• _Exercise directions_
Only lines holding the word "they" should be copied from the material.

[Start]

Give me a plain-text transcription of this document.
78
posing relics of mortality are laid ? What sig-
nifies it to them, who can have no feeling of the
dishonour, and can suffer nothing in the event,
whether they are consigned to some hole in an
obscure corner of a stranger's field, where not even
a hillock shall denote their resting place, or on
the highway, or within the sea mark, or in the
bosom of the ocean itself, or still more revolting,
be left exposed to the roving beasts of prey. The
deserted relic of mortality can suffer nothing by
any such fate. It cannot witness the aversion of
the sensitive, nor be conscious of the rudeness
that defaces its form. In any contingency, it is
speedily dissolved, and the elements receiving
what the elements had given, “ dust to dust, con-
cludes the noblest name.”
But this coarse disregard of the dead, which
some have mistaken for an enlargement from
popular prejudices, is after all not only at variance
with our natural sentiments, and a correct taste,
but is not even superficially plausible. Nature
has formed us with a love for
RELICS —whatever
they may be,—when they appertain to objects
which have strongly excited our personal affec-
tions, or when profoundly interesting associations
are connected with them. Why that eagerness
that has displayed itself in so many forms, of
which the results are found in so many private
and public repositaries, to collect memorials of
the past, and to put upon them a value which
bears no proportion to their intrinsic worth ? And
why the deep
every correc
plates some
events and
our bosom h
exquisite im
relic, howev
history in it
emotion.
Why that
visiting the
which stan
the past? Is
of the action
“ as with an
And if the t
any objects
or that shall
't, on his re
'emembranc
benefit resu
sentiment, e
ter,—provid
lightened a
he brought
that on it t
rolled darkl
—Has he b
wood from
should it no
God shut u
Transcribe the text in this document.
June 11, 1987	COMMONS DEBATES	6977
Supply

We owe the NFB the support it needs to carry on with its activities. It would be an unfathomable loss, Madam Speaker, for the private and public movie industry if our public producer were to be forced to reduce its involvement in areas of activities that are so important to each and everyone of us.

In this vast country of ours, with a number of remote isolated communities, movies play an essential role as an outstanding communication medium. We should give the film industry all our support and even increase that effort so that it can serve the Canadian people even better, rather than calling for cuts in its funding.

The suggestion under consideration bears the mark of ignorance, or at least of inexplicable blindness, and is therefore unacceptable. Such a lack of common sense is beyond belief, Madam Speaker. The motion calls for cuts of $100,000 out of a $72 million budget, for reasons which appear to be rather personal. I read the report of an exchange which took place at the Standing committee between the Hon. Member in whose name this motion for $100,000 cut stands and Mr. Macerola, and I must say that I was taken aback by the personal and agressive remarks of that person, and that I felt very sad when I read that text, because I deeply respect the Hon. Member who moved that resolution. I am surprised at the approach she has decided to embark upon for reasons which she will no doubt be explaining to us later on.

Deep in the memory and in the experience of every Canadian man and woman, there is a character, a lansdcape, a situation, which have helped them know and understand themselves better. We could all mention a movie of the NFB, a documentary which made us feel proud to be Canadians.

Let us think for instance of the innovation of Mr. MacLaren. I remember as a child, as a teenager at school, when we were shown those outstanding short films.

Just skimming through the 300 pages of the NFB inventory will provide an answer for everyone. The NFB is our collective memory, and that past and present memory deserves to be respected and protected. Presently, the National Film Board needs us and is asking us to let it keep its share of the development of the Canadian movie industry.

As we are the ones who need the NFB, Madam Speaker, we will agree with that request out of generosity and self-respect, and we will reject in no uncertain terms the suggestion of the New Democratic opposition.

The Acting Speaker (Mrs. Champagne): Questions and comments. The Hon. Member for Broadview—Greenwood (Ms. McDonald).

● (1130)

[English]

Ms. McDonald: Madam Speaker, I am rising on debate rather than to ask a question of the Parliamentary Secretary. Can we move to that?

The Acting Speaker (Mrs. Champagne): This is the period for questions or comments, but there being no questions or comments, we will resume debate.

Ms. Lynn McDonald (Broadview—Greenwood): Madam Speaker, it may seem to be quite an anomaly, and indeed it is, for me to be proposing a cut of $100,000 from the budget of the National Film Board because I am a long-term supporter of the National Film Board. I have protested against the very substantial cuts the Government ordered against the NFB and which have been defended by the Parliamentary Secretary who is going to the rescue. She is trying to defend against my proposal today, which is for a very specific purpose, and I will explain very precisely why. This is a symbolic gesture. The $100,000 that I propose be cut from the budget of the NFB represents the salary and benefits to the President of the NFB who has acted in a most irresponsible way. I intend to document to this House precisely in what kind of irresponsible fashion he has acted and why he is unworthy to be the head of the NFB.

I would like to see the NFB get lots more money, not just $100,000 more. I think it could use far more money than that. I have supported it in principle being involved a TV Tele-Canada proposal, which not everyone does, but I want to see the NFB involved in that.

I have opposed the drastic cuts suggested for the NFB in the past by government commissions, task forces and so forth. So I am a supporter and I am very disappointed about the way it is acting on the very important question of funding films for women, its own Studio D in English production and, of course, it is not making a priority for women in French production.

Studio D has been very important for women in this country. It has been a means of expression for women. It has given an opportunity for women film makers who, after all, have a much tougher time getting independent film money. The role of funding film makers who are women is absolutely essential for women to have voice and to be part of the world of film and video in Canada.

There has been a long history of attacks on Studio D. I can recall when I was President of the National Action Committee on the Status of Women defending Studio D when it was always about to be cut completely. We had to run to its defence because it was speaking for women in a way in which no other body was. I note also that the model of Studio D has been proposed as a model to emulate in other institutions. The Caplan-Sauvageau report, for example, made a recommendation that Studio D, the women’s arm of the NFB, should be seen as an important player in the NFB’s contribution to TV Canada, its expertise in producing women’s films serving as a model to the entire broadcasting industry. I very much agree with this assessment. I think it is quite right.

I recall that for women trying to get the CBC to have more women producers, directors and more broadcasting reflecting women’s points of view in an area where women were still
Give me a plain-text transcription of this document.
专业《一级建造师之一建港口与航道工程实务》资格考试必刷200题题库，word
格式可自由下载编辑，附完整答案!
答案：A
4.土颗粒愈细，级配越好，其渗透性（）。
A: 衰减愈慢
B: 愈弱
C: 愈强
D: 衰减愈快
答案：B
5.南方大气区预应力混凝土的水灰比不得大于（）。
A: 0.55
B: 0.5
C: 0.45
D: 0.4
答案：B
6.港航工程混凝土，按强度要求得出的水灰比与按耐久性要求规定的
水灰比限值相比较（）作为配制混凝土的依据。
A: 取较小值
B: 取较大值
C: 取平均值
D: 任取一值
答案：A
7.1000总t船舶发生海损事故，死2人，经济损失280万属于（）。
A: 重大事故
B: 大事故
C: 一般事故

[End]

• _In response_
whether they are consigned to some hole in an
they may be,—when they appertain to objects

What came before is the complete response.